§ Short exercise: Leave out the pictures; transcribe all else exactly.
━━━ Records to process ━━━
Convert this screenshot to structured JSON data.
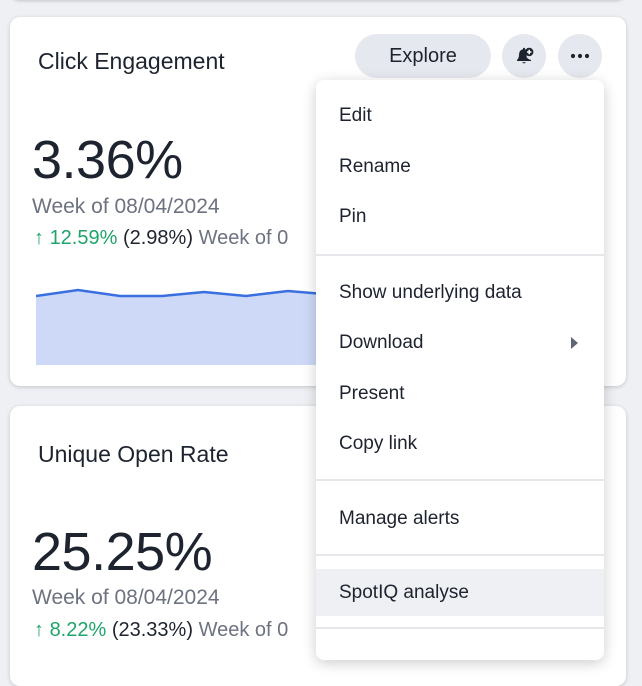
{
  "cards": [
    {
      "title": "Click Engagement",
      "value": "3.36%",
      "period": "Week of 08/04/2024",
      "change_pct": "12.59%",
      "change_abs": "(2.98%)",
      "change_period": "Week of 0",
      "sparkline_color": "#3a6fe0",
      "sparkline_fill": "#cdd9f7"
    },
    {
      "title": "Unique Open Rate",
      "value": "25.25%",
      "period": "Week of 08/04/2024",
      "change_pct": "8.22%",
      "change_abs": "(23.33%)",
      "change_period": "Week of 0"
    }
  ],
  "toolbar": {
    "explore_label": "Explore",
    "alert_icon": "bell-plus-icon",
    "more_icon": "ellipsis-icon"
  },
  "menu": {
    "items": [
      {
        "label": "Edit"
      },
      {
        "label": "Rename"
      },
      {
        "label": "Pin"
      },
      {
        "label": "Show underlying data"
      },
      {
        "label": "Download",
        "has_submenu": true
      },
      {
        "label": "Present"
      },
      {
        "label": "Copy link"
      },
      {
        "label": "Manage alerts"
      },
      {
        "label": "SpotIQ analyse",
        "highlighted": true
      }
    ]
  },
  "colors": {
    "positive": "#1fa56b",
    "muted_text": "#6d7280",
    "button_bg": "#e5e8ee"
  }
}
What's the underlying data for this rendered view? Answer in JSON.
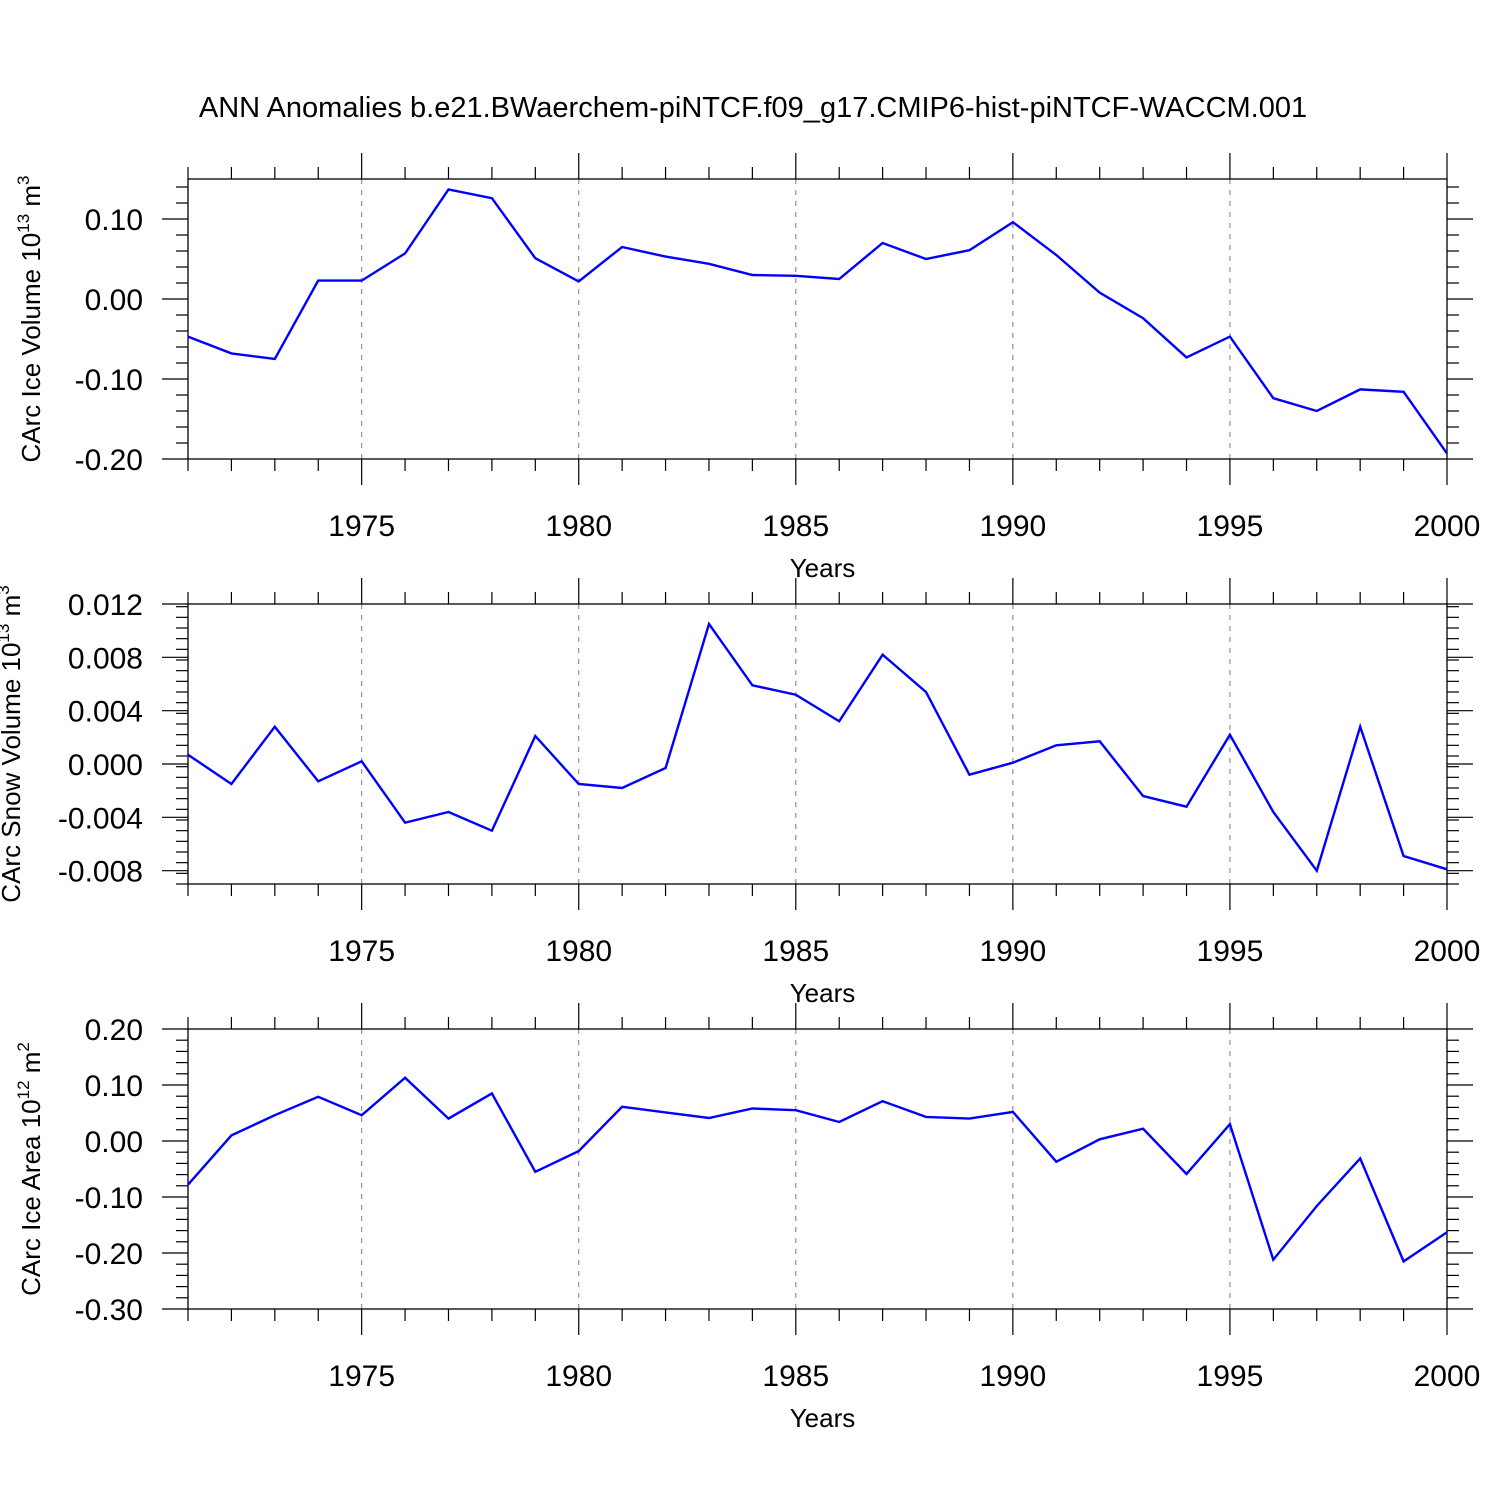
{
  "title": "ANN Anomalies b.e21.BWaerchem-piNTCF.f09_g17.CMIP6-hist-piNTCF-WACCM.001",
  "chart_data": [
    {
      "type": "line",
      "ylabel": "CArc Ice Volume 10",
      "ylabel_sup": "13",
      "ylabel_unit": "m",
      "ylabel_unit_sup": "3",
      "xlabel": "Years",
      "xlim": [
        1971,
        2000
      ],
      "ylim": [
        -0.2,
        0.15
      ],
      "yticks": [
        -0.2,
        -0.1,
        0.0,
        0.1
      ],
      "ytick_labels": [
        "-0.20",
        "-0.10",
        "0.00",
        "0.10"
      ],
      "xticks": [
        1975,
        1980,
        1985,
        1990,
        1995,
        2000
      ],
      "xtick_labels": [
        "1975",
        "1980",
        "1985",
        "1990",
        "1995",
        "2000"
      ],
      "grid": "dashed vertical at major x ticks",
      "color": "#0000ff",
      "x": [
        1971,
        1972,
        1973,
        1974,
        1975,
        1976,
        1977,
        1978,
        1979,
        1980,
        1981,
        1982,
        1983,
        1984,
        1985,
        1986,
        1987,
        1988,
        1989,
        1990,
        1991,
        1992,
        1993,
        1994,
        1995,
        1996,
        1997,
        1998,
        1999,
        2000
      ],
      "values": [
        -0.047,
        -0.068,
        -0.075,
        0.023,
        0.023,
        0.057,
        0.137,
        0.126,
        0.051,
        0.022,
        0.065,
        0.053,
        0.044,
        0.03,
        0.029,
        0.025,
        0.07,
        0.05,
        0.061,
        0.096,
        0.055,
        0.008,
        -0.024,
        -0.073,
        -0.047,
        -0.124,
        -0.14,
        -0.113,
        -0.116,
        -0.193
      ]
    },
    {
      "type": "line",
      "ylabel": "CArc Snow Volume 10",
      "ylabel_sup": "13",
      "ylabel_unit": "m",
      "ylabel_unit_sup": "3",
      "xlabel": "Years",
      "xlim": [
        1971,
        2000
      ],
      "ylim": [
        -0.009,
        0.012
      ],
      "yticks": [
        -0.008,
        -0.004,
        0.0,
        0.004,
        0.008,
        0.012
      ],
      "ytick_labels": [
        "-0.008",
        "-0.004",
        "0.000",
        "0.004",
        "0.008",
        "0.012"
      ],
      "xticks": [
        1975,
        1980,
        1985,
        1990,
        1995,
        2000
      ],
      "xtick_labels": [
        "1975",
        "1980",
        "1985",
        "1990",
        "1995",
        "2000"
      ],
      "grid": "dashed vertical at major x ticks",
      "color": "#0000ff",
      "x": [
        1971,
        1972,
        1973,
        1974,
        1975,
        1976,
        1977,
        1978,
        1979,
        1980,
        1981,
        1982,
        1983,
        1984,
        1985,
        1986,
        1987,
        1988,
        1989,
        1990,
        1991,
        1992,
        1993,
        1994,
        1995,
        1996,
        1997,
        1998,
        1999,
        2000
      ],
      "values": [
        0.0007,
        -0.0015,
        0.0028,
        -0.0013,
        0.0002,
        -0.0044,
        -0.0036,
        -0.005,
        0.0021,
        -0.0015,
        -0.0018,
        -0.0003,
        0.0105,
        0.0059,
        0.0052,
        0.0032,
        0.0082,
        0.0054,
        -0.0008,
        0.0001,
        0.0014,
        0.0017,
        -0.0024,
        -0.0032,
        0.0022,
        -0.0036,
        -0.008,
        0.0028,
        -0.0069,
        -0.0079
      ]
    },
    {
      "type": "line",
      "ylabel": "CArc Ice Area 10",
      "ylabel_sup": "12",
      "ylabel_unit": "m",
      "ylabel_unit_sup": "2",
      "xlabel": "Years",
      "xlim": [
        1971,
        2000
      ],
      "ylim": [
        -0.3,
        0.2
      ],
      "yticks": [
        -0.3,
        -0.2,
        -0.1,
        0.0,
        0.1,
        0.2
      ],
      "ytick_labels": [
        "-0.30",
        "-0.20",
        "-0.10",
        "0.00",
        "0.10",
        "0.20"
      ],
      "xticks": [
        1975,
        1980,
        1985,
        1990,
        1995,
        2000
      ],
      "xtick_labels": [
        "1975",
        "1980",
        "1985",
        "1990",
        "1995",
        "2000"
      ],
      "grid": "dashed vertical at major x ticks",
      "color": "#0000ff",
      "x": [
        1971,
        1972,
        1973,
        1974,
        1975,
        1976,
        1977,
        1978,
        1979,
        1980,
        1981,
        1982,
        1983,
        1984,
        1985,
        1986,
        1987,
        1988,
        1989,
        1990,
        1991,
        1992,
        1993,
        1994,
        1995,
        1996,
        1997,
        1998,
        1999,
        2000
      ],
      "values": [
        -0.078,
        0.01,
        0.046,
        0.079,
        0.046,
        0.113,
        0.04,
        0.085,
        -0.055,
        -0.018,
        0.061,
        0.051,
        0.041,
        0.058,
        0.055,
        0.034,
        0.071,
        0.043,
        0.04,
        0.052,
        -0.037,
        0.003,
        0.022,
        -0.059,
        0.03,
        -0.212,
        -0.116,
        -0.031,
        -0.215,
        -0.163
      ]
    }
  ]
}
━━━
§ Reply:
Convert this screenshot to structured JSON data.
{
  "cards": [
    {
      "title": "Click Engagement",
      "value": "3.36%",
      "period": "Week of 08/04/2024",
      "change_pct": "12.59%",
      "change_abs": "(2.98%)",
      "change_period": "Week of 0",
      "sparkline_color": "#3a6fe0",
      "sparkline_fill": "#cdd9f7"
    },
    {
      "title": "Unique Open Rate",
      "value": "25.25%",
      "period": "Week of 08/04/2024",
      "change_pct": "8.22%",
      "change_abs": "(23.33%)",
      "change_period": "Week of 0"
    }
  ],
  "toolbar": {
    "explore_label": "Explore",
    "alert_icon": "bell-plus-icon",
    "more_icon": "ellipsis-icon"
  },
  "menu": {
    "items": [
      {
        "label": "Edit"
      },
      {
        "label": "Rename"
      },
      {
        "label": "Pin"
      },
      {
        "label": "Show underlying data"
      },
      {
        "label": "Download",
        "has_submenu": true
      },
      {
        "label": "Present"
      },
      {
        "label": "Copy link"
      },
      {
        "label": "Manage alerts"
      },
      {
        "label": "SpotIQ analyse",
        "highlighted": true
      }
    ]
  },
  "colors": {
    "positive": "#1fa56b",
    "muted_text": "#6d7280",
    "button_bg": "#e5e8ee"
  }
}
What's the underlying data for this rendered view? Answer in JSON.
{
  "title": "ANN Anomalies b.e21.BWaerchem-piNTCF.f09_g17.CMIP6-hist-piNTCF-WACCM.001",
  "chart_data": [
    {
      "type": "line",
      "ylabel": "CArc Ice Volume 10",
      "ylabel_sup": "13",
      "ylabel_unit": "m",
      "ylabel_unit_sup": "3",
      "xlabel": "Years",
      "xlim": [
        1971,
        2000
      ],
      "ylim": [
        -0.2,
        0.15
      ],
      "yticks": [
        -0.2,
        -0.1,
        0.0,
        0.1
      ],
      "ytick_labels": [
        "-0.20",
        "-0.10",
        "0.00",
        "0.10"
      ],
      "xticks": [
        1975,
        1980,
        1985,
        1990,
        1995,
        2000
      ],
      "xtick_labels": [
        "1975",
        "1980",
        "1985",
        "1990",
        "1995",
        "2000"
      ],
      "grid": "dashed vertical at major x ticks",
      "color": "#0000ff",
      "x": [
        1971,
        1972,
        1973,
        1974,
        1975,
        1976,
        1977,
        1978,
        1979,
        1980,
        1981,
        1982,
        1983,
        1984,
        1985,
        1986,
        1987,
        1988,
        1989,
        1990,
        1991,
        1992,
        1993,
        1994,
        1995,
        1996,
        1997,
        1998,
        1999,
        2000
      ],
      "values": [
        -0.047,
        -0.068,
        -0.075,
        0.023,
        0.023,
        0.057,
        0.137,
        0.126,
        0.051,
        0.022,
        0.065,
        0.053,
        0.044,
        0.03,
        0.029,
        0.025,
        0.07,
        0.05,
        0.061,
        0.096,
        0.055,
        0.008,
        -0.024,
        -0.073,
        -0.047,
        -0.124,
        -0.14,
        -0.113,
        -0.116,
        -0.193
      ]
    },
    {
      "type": "line",
      "ylabel": "CArc Snow Volume 10",
      "ylabel_sup": "13",
      "ylabel_unit": "m",
      "ylabel_unit_sup": "3",
      "xlabel": "Years",
      "xlim": [
        1971,
        2000
      ],
      "ylim": [
        -0.009,
        0.012
      ],
      "yticks": [
        -0.008,
        -0.004,
        0.0,
        0.004,
        0.008,
        0.012
      ],
      "ytick_labels": [
        "-0.008",
        "-0.004",
        "0.000",
        "0.004",
        "0.008",
        "0.012"
      ],
      "xticks": [
        1975,
        1980,
        1985,
        1990,
        1995,
        2000
      ],
      "xtick_labels": [
        "1975",
        "1980",
        "1985",
        "1990",
        "1995",
        "2000"
      ],
      "grid": "dashed vertical at major x ticks",
      "color": "#0000ff",
      "x": [
        1971,
        1972,
        1973,
        1974,
        1975,
        1976,
        1977,
        1978,
        1979,
        1980,
        1981,
        1982,
        1983,
        1984,
        1985,
        1986,
        1987,
        1988,
        1989,
        1990,
        1991,
        1992,
        1993,
        1994,
        1995,
        1996,
        1997,
        1998,
        1999,
        2000
      ],
      "values": [
        0.0007,
        -0.0015,
        0.0028,
        -0.0013,
        0.0002,
        -0.0044,
        -0.0036,
        -0.005,
        0.0021,
        -0.0015,
        -0.0018,
        -0.0003,
        0.0105,
        0.0059,
        0.0052,
        0.0032,
        0.0082,
        0.0054,
        -0.0008,
        0.0001,
        0.0014,
        0.0017,
        -0.0024,
        -0.0032,
        0.0022,
        -0.0036,
        -0.008,
        0.0028,
        -0.0069,
        -0.0079
      ]
    },
    {
      "type": "line",
      "ylabel": "CArc Ice Area 10",
      "ylabel_sup": "12",
      "ylabel_unit": "m",
      "ylabel_unit_sup": "2",
      "xlabel": "Years",
      "xlim": [
        1971,
        2000
      ],
      "ylim": [
        -0.3,
        0.2
      ],
      "yticks": [
        -0.3,
        -0.2,
        -0.1,
        0.0,
        0.1,
        0.2
      ],
      "ytick_labels": [
        "-0.30",
        "-0.20",
        "-0.10",
        "0.00",
        "0.10",
        "0.20"
      ],
      "xticks": [
        1975,
        1980,
        1985,
        1990,
        1995,
        2000
      ],
      "xtick_labels": [
        "1975",
        "1980",
        "1985",
        "1990",
        "1995",
        "2000"
      ],
      "grid": "dashed vertical at major x ticks",
      "color": "#0000ff",
      "x": [
        1971,
        1972,
        1973,
        1974,
        1975,
        1976,
        1977,
        1978,
        1979,
        1980,
        1981,
        1982,
        1983,
        1984,
        1985,
        1986,
        1987,
        1988,
        1989,
        1990,
        1991,
        1992,
        1993,
        1994,
        1995,
        1996,
        1997,
        1998,
        1999,
        2000
      ],
      "values": [
        -0.078,
        0.01,
        0.046,
        0.079,
        0.046,
        0.113,
        0.04,
        0.085,
        -0.055,
        -0.018,
        0.061,
        0.051,
        0.041,
        0.058,
        0.055,
        0.034,
        0.071,
        0.043,
        0.04,
        0.052,
        -0.037,
        0.003,
        0.022,
        -0.059,
        0.03,
        -0.212,
        -0.116,
        -0.031,
        -0.215,
        -0.163
      ]
    }
  ]
}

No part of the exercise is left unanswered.